*DIRECTIONS FOR THIS TASK:* The complete listing should be restated exactly.

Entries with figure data

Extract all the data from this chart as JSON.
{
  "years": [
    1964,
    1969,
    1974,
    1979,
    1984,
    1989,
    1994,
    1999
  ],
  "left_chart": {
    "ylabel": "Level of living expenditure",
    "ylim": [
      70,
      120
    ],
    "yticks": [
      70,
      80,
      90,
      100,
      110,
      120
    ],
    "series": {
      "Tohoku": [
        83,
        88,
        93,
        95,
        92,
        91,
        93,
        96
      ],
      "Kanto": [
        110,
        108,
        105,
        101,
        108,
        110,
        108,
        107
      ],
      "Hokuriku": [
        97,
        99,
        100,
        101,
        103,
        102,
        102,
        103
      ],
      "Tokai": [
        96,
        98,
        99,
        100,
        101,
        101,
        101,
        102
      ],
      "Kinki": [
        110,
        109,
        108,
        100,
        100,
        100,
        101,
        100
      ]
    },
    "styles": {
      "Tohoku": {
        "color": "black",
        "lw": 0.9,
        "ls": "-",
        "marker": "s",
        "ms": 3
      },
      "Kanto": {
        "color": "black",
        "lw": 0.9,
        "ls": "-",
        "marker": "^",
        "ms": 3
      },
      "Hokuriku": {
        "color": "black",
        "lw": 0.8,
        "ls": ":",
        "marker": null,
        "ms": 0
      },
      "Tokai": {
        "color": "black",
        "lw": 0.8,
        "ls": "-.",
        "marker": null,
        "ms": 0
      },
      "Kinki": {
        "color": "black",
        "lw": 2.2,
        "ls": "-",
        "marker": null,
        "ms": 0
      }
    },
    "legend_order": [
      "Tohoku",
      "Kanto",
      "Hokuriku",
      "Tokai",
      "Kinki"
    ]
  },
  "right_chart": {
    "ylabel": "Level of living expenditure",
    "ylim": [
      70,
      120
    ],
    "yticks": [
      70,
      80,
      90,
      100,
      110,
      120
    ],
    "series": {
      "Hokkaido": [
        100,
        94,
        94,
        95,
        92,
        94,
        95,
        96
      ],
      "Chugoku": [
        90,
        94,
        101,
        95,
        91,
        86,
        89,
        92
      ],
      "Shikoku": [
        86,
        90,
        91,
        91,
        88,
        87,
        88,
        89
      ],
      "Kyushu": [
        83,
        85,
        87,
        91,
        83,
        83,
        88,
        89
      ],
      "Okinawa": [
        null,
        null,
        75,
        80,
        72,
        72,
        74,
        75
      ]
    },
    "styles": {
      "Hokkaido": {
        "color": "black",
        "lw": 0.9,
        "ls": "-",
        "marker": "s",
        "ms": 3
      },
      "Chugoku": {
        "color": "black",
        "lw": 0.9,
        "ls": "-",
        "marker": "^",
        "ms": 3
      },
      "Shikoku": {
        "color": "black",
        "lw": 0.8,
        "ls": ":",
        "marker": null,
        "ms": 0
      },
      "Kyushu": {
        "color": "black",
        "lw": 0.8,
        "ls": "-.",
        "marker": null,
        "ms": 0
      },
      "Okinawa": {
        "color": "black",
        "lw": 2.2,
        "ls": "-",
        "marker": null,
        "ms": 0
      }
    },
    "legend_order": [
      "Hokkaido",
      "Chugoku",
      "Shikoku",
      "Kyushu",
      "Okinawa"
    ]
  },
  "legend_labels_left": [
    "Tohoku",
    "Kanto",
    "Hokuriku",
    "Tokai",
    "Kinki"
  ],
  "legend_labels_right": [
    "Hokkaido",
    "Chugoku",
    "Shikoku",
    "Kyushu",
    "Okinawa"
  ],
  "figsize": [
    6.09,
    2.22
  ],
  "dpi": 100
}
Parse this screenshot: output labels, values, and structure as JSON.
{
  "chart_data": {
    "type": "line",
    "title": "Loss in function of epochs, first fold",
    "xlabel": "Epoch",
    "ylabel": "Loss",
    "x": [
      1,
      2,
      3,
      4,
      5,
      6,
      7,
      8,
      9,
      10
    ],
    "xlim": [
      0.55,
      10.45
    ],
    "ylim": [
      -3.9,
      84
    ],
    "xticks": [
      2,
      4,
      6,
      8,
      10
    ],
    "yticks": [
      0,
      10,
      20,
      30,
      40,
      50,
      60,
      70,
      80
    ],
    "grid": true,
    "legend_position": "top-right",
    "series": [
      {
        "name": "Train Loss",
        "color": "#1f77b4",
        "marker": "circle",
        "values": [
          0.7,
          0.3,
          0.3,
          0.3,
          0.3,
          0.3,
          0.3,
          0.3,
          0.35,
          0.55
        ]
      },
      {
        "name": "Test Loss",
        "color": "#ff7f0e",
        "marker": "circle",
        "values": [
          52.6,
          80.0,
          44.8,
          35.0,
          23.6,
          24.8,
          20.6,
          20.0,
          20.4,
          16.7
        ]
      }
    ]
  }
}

*COMPLETE ANSWER:*
Extract all the data from this chart as JSON.
{
  "years": [
    1964,
    1969,
    1974,
    1979,
    1984,
    1989,
    1994,
    1999
  ],
  "left_chart": {
    "ylabel": "Level of living expenditure",
    "ylim": [
      70,
      120
    ],
    "yticks": [
      70,
      80,
      90,
      100,
      110,
      120
    ],
    "series": {
      "Tohoku": [
        83,
        88,
        93,
        95,
        92,
        91,
        93,
        96
      ],
      "Kanto": [
        110,
        108,
        105,
        101,
        108,
        110,
        108,
        107
      ],
      "Hokuriku": [
        97,
        99,
        100,
        101,
        103,
        102,
        102,
        103
      ],
      "Tokai": [
        96,
        98,
        99,
        100,
        101,
        101,
        101,
        102
      ],
      "Kinki": [
        110,
        109,
        108,
        100,
        100,
        100,
        101,
        100
      ]
    },
    "styles": {
      "Tohoku": {
        "color": "black",
        "lw": 0.9,
        "ls": "-",
        "marker": "s",
        "ms": 3
      },
      "Kanto": {
        "color": "black",
        "lw": 0.9,
        "ls": "-",
        "marker": "^",
        "ms": 3
      },
      "Hokuriku": {
        "color": "black",
        "lw": 0.8,
        "ls": ":",
        "marker": null,
        "ms": 0
      },
      "Tokai": {
        "color": "black",
        "lw": 0.8,
        "ls": "-.",
        "marker": null,
        "ms": 0
      },
      "Kinki": {
        "color": "black",
        "lw": 2.2,
        "ls": "-",
        "marker": null,
        "ms": 0
      }
    },
    "legend_order": [
      "Tohoku",
      "Kanto",
      "Hokuriku",
      "Tokai",
      "Kinki"
    ]
  },
  "right_chart": {
    "ylabel": "Level of living expenditure",
    "ylim": [
      70,
      120
    ],
    "yticks": [
      70,
      80,
      90,
      100,
      110,
      120
    ],
    "series": {
      "Hokkaido": [
        100,
        94,
        94,
        95,
        92,
        94,
        95,
        96
      ],
      "Chugoku": [
        90,
        94,
        101,
        95,
        91,
        86,
        89,
        92
      ],
      "Shikoku": [
        86,
        90,
        91,
        91,
        88,
        87,
        88,
        89
      ],
      "Kyushu": [
        83,
        85,
        87,
        91,
        83,
        83,
        88,
        89
      ],
      "Okinawa": [
        null,
        null,
        75,
        80,
        72,
        72,
        74,
        75
      ]
    },
    "styles": {
      "Hokkaido": {
        "color": "black",
        "lw": 0.9,
        "ls": "-",
        "marker": "s",
        "ms": 3
      },
      "Chugoku": {
        "color": "black",
        "lw": 0.9,
        "ls": "-",
        "marker": "^",
        "ms": 3
      },
      "Shikoku": {
        "color": "black",
        "lw": 0.8,
        "ls": ":",
        "marker": null,
        "ms": 0
      },
      "Kyushu": {
        "color": "black",
        "lw": 0.8,
        "ls": "-.",
        "marker": null,
        "ms": 0
      },
      "Okinawa": {
        "color": "black",
        "lw": 2.2,
        "ls": "-",
        "marker": null,
        "ms": 0
      }
    },
    "legend_order": [
      "Hokkaido",
      "Chugoku",
      "Shikoku",
      "Kyushu",
      "Okinawa"
    ]
  },
  "legend_labels_left": [
    "Tohoku",
    "Kanto",
    "Hokuriku",
    "Tokai",
    "Kinki"
  ],
  "legend_labels_right": [
    "Hokkaido",
    "Chugoku",
    "Shikoku",
    "Kyushu",
    "Okinawa"
  ],
  "figsize": [
    6.09,
    2.22
  ],
  "dpi": 100
}
Parse this screenshot: output labels, values, and structure as JSON.
{
  "chart_data": {
    "type": "line",
    "title": "Loss in function of epochs, first fold",
    "xlabel": "Epoch",
    "ylabel": "Loss",
    "x": [
      1,
      2,
      3,
      4,
      5,
      6,
      7,
      8,
      9,
      10
    ],
    "xlim": [
      0.55,
      10.45
    ],
    "ylim": [
      -3.9,
      84
    ],
    "xticks": [
      2,
      4,
      6,
      8,
      10
    ],
    "yticks": [
      0,
      10,
      20,
      30,
      40,
      50,
      60,
      70,
      80
    ],
    "grid": true,
    "legend_position": "top-right",
    "series": [
      {
        "name": "Train Loss",
        "color": "#1f77b4",
        "marker": "circle",
        "values": [
          0.7,
          0.3,
          0.3,
          0.3,
          0.3,
          0.3,
          0.3,
          0.3,
          0.35,
          0.55
        ]
      },
      {
        "name": "Test Loss",
        "color": "#ff7f0e",
        "marker": "circle",
        "values": [
          52.6,
          80.0,
          44.8,
          35.0,
          23.6,
          24.8,
          20.6,
          20.0,
          20.4,
          16.7
        ]
      }
    ]
  }
}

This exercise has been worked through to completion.